- _Material for this exercise_
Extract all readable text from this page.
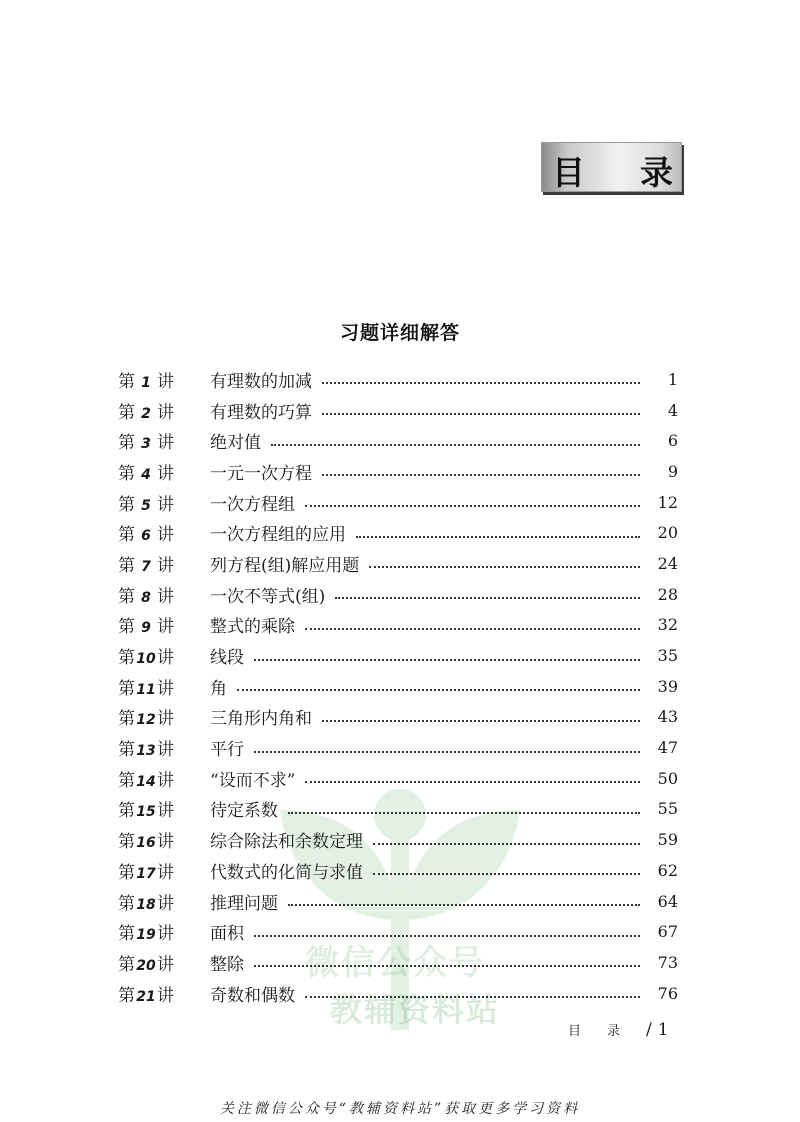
目 录
习题详细解答
微信公众号
教辅资料站
第 1 讲	有理数的加减	1
第 2 讲	有理数的巧算	4
第 3 讲	绝对值	6
第 4 讲	一元一次方程	9
第 5 讲	一次方程组	12
第 6 讲	一次方程组的应用	20
第 7 讲	列方程(组)解应用题	24
第 8 讲	一次不等式(组)	28
第 9 讲	整式的乘除	32
第10讲	线段	35
第11讲	角	39
第12讲	三角形内角和	43
第13讲	平行	47
第14讲	“设而不求”	50
第15讲	待定系数	55
第16讲	综合除法和余数定理	59
第17讲	代数式的化简与求值	62
第18讲	推理问题	64
第19讲	面积	67
第20讲	整除	73
第21讲	奇数和偶数	76
目录 / 1
关注微信公众号“教辅资料站”获取更多学习资料
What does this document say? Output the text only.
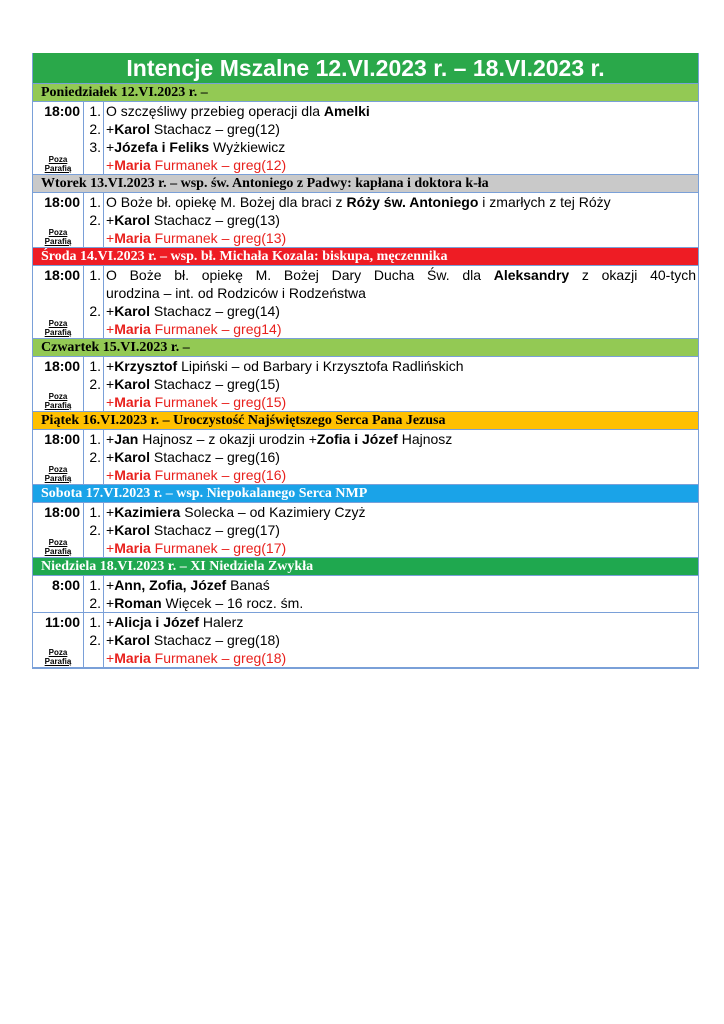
Intencje Mszalne 12.VI.2023 r. – 18.VI.2023 r.
Poniedziałek 12.VI.2023 r. –
18:00
Poza
Parafią
1.
2.
3.
O szczęśliwy przebieg operacji dla Amelki
+Karol Stachacz – greg(12)
+Józefa i Feliks Wyżkiewicz
+Maria Furmanek – greg(12)
Wtorek 13.VI.2023 r. – wsp. św. Antoniego z Padwy: kapłana i doktora k-ła
18:00
Poza
Parafią
1.
2.
O Boże bł. opiekę M. Bożej dla braci z Róży św. Antoniego i zmarłych z tej Róży
+Karol Stachacz – greg(13)
+Maria Furmanek – greg(13)
Środa 14.VI.2023 r. – wsp. bł. Michała Kozala: biskupa, męczennika
18:00
Poza
Parafią
1.
2.
O Boże bł. opiekę M. Bożej Dary Ducha Św. dla Aleksandry z okazji 40-tych
urodzina – int. od Rodziców i Rodzeństwa
+Karol Stachacz – greg(14)
+Maria Furmanek – greg14)
Czwartek 15.VI.2023 r. –
18:00
Poza
Parafią
1.
2.
+Krzysztof Lipiński – od Barbary i Krzysztofa Radlińskich
+Karol Stachacz – greg(15)
+Maria Furmanek – greg(15)
Piątek 16.VI.2023 r. – Uroczystość Najświętszego Serca Pana Jezusa
18:00
Poza
Parafią
1.
2.
+Jan Hajnosz – z okazji urodzin +Zofia i Józef Hajnosz
+Karol Stachacz – greg(16)
+Maria Furmanek – greg(16)
Sobota 17.VI.2023 r. – wsp. Niepokalanego Serca NMP
18:00
Poza
Parafią
1.
2.
+Kazimiera Solecka – od Kazimiery Czyż
+Karol Stachacz – greg(17)
+Maria Furmanek – greg(17)
Niedziela 18.VI.2023 r. – XI Niedziela Zwykła
8:00 1.
2.
+Ann, Zofia, Józef Banaś
+Roman Więcek – 16 rocz. śm.
11:00
Poza
Parafią
1.
2.
+Alicja i Józef Halerz
+Karol Stachacz – greg(18)
+Maria Furmanek – greg(18)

- _Instructions to follow_
Scan the listing above. Collect all lines with the word "Boże".

- _Task output_
O Boże bł. opiekę M. Bożej dla braci z Róży św. Antoniego i zmarłych z tej Róży
O Boże bł. opiekę M. Bożej Dary Ducha Św. dla Aleksandry z okazji 40-tych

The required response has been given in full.